→ **TWOJE ZADANIE**:
Przepisz wiersze danych od wiersza zawierającego „tab-generate[interactable]: Generate bbox=[106, 700, 212, 750]” do wiersza zawierającego „review-app-button[interactable]: Review App”, oba włącznie, zamieniając „Carrier” na „Operator” i nie zmieniając niczego innego. Podaj wyłącznie te wiersze.
-------- ZAPISANE DANE --------
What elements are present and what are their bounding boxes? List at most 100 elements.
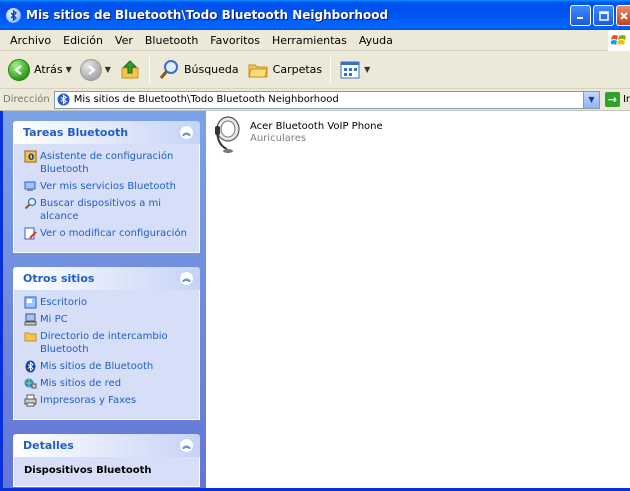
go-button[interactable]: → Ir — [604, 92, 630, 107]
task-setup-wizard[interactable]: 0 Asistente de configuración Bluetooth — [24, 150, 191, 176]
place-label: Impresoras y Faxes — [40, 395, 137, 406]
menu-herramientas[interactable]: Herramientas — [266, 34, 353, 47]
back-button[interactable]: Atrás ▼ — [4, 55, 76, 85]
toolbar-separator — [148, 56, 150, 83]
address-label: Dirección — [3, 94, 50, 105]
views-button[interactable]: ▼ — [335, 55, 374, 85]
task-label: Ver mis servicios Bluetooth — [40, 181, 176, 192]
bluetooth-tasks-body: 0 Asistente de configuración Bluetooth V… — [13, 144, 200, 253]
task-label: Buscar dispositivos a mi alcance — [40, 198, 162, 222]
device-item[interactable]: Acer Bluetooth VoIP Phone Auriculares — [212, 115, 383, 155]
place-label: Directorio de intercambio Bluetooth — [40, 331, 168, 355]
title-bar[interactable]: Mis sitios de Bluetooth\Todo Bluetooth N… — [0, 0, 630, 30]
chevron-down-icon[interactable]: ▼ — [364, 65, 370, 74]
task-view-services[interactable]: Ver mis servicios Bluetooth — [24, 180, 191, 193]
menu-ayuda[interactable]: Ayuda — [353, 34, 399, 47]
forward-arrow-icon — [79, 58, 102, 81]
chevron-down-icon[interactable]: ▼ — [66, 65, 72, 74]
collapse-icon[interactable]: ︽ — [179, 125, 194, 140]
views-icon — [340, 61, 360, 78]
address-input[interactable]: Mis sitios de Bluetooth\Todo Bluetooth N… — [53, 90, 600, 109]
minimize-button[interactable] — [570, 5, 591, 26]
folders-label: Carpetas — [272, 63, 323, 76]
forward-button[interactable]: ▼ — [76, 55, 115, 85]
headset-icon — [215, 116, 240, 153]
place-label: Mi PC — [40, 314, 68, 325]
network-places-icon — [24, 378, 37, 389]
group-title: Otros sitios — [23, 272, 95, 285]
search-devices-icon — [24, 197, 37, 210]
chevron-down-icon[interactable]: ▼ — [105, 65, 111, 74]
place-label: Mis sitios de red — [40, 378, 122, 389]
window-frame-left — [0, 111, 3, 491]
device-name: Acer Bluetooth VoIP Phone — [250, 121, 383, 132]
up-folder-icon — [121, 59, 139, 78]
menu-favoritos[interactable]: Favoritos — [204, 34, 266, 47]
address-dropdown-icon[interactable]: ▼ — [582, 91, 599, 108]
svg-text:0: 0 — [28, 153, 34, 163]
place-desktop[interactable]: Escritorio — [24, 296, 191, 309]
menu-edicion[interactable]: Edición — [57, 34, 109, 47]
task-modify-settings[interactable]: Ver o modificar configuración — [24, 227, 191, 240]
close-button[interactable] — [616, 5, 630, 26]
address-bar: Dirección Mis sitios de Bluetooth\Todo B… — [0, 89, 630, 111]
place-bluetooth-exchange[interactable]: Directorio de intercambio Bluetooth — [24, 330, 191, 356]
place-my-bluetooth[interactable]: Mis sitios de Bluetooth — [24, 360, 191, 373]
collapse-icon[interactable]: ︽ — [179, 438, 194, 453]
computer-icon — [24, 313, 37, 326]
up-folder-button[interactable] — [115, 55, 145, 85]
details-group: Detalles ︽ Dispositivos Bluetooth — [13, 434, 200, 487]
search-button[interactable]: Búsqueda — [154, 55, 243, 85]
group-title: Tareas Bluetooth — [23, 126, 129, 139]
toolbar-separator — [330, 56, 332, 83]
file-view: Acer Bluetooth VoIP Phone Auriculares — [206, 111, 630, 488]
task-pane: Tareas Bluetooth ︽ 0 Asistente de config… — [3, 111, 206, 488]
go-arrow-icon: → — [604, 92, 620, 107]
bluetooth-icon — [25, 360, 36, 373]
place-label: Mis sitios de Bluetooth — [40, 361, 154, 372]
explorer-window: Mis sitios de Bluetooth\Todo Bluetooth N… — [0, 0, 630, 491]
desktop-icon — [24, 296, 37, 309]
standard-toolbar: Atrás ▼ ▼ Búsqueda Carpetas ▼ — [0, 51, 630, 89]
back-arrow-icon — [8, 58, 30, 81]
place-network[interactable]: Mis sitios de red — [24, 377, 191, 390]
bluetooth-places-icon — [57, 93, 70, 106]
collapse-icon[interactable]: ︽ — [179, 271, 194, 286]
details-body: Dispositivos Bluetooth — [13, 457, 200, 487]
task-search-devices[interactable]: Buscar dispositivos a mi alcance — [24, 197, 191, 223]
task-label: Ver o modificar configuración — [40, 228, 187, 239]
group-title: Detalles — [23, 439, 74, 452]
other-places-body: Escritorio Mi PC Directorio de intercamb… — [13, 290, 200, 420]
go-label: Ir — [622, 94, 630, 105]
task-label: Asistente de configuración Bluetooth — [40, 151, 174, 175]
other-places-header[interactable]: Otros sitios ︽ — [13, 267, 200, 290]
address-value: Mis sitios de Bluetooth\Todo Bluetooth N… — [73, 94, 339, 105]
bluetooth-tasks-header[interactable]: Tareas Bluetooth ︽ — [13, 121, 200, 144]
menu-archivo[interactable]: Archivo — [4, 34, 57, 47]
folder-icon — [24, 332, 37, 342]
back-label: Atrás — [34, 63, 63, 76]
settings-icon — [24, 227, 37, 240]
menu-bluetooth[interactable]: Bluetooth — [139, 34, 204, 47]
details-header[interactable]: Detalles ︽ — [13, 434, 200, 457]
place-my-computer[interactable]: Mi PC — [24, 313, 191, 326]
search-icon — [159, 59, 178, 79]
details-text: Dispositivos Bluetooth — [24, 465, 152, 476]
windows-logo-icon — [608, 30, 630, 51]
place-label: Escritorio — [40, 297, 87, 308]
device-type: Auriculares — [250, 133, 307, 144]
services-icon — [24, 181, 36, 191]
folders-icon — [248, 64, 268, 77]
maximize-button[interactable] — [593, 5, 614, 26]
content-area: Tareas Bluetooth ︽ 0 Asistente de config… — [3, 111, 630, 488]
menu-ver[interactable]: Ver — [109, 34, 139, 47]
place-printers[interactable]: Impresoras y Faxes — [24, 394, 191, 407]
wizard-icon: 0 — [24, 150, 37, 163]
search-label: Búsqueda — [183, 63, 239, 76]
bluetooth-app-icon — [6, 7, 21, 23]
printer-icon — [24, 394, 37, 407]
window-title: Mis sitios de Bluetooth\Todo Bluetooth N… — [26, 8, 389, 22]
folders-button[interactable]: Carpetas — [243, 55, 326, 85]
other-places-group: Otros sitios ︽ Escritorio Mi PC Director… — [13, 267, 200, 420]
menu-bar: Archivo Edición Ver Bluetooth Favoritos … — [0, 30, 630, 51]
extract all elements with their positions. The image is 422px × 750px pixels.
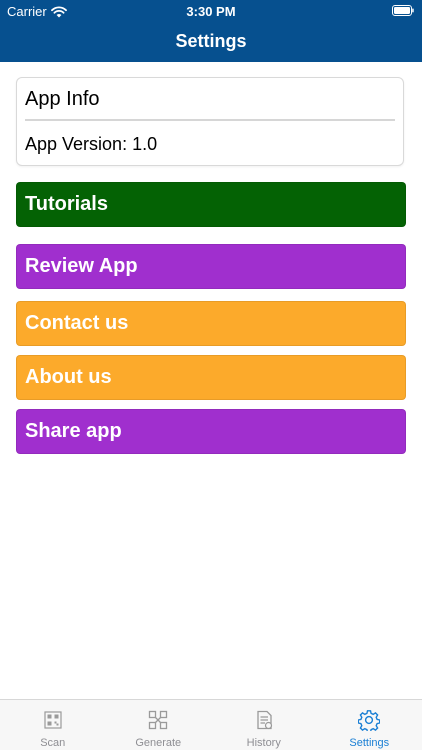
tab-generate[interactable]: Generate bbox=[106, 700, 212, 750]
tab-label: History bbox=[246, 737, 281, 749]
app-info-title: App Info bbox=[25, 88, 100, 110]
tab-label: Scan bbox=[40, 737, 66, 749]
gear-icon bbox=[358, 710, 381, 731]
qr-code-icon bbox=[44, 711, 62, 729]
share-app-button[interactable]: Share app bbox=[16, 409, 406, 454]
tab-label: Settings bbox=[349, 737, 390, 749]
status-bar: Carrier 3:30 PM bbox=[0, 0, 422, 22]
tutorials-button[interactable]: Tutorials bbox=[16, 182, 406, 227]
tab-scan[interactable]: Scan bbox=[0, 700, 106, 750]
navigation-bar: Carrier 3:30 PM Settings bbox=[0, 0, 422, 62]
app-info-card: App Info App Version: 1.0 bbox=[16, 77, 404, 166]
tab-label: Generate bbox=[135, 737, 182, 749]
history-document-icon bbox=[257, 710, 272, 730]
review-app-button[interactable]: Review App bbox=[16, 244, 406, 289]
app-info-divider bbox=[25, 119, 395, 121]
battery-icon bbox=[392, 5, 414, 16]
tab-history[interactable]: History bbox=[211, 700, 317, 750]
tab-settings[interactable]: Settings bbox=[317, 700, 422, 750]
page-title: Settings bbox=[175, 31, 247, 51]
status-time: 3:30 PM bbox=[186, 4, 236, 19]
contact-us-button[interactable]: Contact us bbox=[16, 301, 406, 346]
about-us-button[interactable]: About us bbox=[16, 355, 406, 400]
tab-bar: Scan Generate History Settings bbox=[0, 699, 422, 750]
--------
→ **PRZYKŁADOWA ODPOWIEDŹ**:
tab-generate[interactable]: Generate bbox=[106, 700, 212, 750]
tab-label: History bbox=[246, 737, 281, 749]
app-info-title: App Info bbox=[25, 88, 100, 110]
tab-label: Scan bbox=[40, 737, 66, 749]
gear-icon bbox=[358, 710, 381, 731]
qr-code-icon bbox=[44, 711, 62, 729]
share-app-button[interactable]: Share app bbox=[16, 409, 406, 454]
tab-label: Settings bbox=[349, 737, 390, 749]
status-bar: Operator 3:30 PM bbox=[0, 0, 422, 22]
tutorials-button[interactable]: Tutorials bbox=[16, 182, 406, 227]
tab-scan[interactable]: Scan bbox=[0, 700, 106, 750]
navigation-bar: Operator 3:30 PM Settings bbox=[0, 0, 422, 62]
app-info-card: App Info App Version: 1.0 bbox=[16, 77, 404, 166]
tab-label: Generate bbox=[135, 737, 182, 749]
history-document-icon bbox=[257, 710, 272, 730]
review-app-button[interactable]: Review App bbox=[16, 244, 406, 289]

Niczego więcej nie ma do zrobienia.